## TASK DETAILS
Find the word "name" in the material below and gather every line that contains it.
________________________________________
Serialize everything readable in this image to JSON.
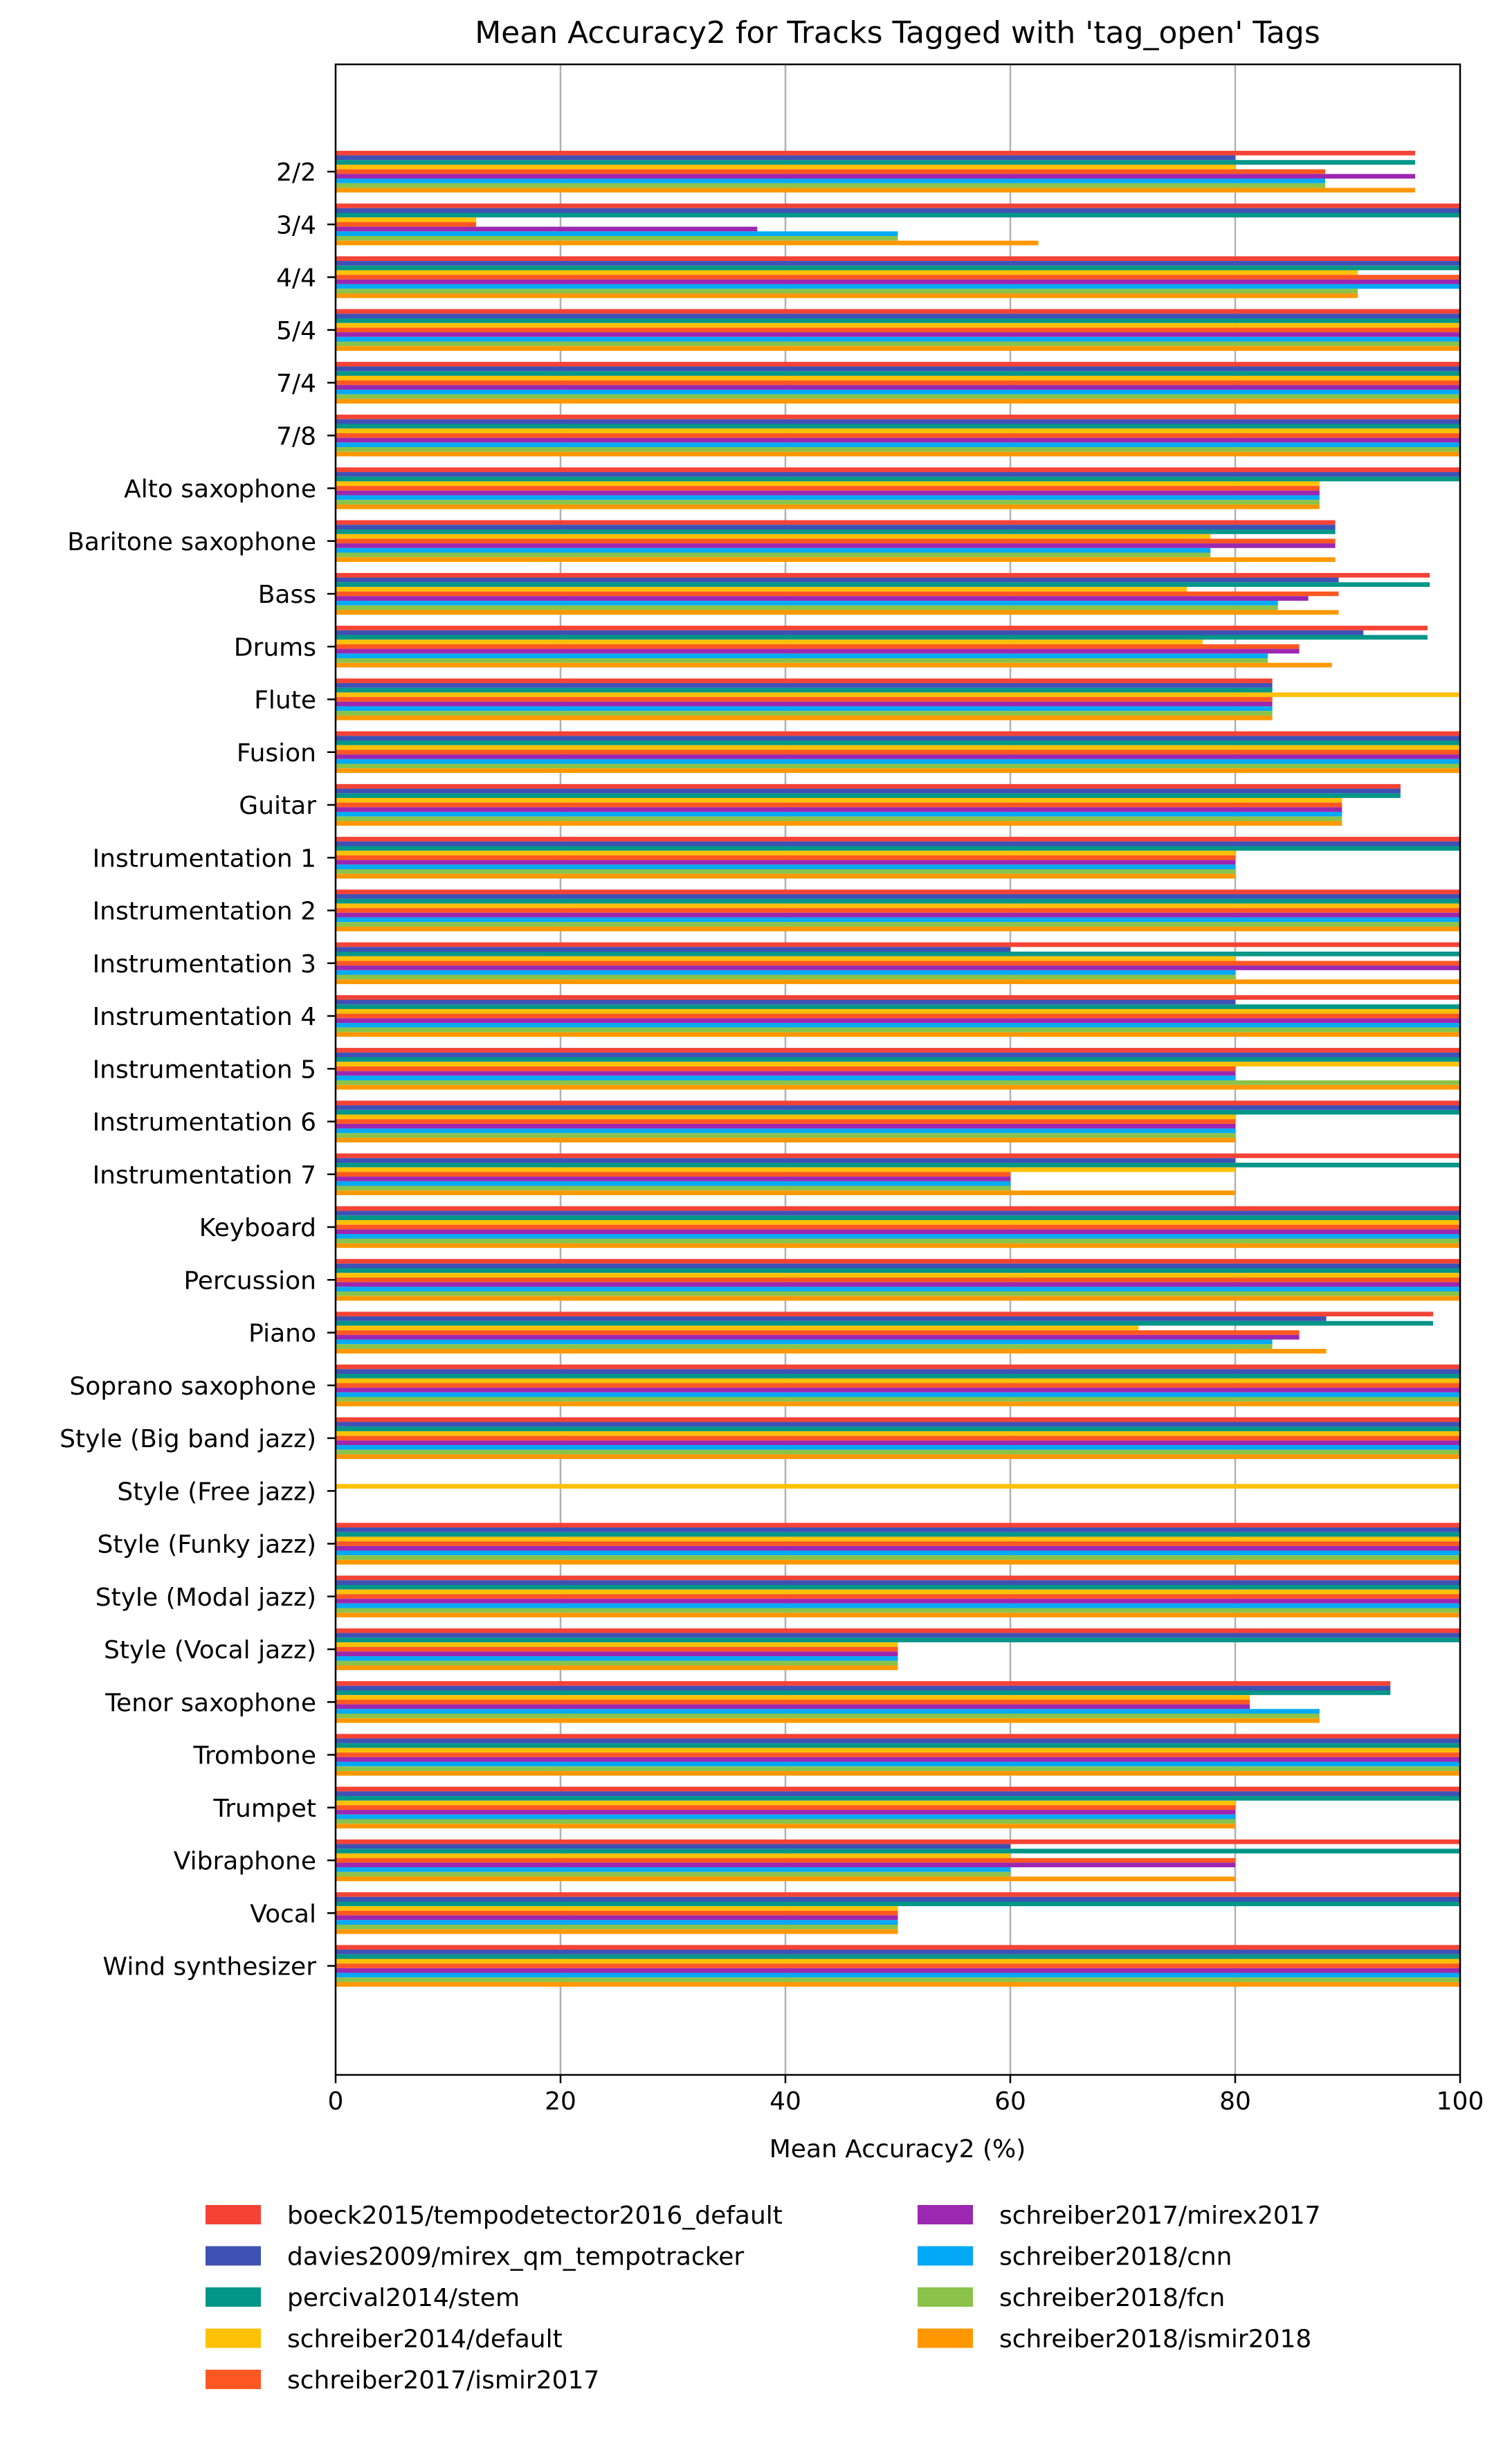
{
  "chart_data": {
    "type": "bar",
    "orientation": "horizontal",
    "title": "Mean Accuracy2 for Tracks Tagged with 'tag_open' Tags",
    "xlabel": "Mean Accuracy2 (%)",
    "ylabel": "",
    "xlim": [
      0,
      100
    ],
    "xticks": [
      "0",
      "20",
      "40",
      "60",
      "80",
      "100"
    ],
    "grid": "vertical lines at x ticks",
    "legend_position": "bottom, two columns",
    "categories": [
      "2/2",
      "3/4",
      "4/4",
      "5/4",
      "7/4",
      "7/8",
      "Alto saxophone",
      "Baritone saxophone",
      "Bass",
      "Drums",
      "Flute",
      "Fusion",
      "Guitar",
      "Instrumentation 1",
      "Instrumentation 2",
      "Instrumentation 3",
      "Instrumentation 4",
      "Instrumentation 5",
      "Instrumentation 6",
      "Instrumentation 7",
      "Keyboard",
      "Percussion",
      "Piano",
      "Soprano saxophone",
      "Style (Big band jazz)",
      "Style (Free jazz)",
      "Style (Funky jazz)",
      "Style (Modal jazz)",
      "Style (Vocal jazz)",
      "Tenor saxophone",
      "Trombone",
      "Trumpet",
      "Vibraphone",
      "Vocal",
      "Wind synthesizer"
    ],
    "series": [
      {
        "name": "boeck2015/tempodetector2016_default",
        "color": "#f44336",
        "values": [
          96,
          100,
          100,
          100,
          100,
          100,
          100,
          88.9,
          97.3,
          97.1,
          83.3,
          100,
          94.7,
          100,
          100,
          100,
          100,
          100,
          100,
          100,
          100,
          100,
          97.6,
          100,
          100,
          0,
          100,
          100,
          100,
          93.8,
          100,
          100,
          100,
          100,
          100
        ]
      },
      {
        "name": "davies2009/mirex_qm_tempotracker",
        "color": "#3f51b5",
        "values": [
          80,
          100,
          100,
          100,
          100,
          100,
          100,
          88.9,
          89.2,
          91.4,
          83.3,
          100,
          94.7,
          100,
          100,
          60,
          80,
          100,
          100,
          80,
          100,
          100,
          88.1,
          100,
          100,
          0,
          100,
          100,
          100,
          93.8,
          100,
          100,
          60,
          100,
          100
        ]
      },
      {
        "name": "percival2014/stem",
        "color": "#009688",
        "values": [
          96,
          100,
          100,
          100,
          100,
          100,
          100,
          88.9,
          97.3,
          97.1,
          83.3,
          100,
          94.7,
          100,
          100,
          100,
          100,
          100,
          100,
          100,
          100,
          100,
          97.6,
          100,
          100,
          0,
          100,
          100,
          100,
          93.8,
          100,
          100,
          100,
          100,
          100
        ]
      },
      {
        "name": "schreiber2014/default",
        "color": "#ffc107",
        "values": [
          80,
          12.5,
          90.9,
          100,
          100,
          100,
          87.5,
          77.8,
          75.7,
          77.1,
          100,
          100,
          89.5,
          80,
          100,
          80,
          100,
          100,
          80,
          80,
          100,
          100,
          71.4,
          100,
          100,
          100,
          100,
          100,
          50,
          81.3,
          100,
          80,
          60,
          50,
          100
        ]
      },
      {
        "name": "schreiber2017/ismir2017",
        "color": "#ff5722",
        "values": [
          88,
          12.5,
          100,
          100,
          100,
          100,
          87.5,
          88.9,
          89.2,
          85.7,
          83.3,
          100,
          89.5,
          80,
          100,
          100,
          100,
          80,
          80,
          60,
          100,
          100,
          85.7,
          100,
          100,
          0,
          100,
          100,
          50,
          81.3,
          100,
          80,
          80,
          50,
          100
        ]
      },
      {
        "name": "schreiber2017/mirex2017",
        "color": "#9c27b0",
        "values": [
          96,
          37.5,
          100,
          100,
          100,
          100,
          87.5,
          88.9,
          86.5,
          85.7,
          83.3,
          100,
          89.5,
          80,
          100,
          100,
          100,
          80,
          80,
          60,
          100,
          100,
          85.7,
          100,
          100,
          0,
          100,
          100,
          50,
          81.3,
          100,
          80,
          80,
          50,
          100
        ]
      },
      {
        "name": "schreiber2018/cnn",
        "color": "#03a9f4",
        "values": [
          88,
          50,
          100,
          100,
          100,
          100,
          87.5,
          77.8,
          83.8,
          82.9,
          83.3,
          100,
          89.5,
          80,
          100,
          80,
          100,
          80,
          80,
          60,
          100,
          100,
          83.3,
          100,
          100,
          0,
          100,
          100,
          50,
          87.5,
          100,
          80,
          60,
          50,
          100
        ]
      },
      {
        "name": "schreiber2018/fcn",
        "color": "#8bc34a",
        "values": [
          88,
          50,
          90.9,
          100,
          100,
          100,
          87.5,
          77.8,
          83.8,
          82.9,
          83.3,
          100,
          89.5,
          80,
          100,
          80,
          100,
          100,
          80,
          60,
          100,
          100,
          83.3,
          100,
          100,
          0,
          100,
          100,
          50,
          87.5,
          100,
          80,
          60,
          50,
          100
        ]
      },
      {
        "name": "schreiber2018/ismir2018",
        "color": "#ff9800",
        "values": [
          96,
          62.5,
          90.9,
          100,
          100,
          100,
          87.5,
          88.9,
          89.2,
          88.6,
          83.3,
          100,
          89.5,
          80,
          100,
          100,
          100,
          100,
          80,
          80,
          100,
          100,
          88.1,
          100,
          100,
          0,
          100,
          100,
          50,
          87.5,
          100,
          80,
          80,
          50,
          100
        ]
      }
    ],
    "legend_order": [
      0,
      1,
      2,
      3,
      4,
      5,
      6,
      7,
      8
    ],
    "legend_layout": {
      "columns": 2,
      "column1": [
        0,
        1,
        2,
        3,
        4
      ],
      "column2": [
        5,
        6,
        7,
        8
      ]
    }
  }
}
________________________________________
## RESULT BELOW
        "name": "boeck2015/tempodetector2016_default",
        "name": "davies2009/mirex_qm_tempotracker",
        "name": "percival2014/stem",
        "name": "schreiber2014/default",
        "name": "schreiber2017/ismir2017",
        "name": "schreiber2017/mirex2017",
        "name": "schreiber2018/cnn",
        "name": "schreiber2018/fcn",
        "name": "schreiber2018/ismir2018",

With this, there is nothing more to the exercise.